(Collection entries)
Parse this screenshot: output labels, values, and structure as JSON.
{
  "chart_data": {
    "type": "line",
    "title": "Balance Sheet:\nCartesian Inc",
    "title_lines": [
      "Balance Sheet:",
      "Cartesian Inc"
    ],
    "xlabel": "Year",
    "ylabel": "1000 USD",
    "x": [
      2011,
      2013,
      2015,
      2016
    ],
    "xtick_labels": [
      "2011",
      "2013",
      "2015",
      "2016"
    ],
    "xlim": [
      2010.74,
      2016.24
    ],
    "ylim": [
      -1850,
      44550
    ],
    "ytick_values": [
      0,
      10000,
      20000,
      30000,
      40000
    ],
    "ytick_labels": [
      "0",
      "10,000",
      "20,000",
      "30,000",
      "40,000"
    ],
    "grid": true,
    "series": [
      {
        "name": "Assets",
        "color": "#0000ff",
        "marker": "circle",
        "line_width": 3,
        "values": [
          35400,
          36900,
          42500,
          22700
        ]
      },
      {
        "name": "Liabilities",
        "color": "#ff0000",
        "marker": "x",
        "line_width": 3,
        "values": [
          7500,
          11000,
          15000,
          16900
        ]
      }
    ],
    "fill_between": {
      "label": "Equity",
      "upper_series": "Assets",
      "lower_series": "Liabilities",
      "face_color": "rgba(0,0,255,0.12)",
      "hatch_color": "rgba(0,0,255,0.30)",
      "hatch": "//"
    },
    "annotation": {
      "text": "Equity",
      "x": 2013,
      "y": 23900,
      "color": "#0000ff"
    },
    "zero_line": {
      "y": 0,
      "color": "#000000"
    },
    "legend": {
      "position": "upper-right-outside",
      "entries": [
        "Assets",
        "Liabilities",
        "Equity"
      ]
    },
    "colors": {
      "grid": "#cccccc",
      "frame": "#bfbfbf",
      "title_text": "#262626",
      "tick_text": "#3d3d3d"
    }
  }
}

§ Task brief: Which lines include the word "Assets"? List them all.

§ Expected answer:
        "name": "Assets",
      "upper_series": "Assets",
        "Assets",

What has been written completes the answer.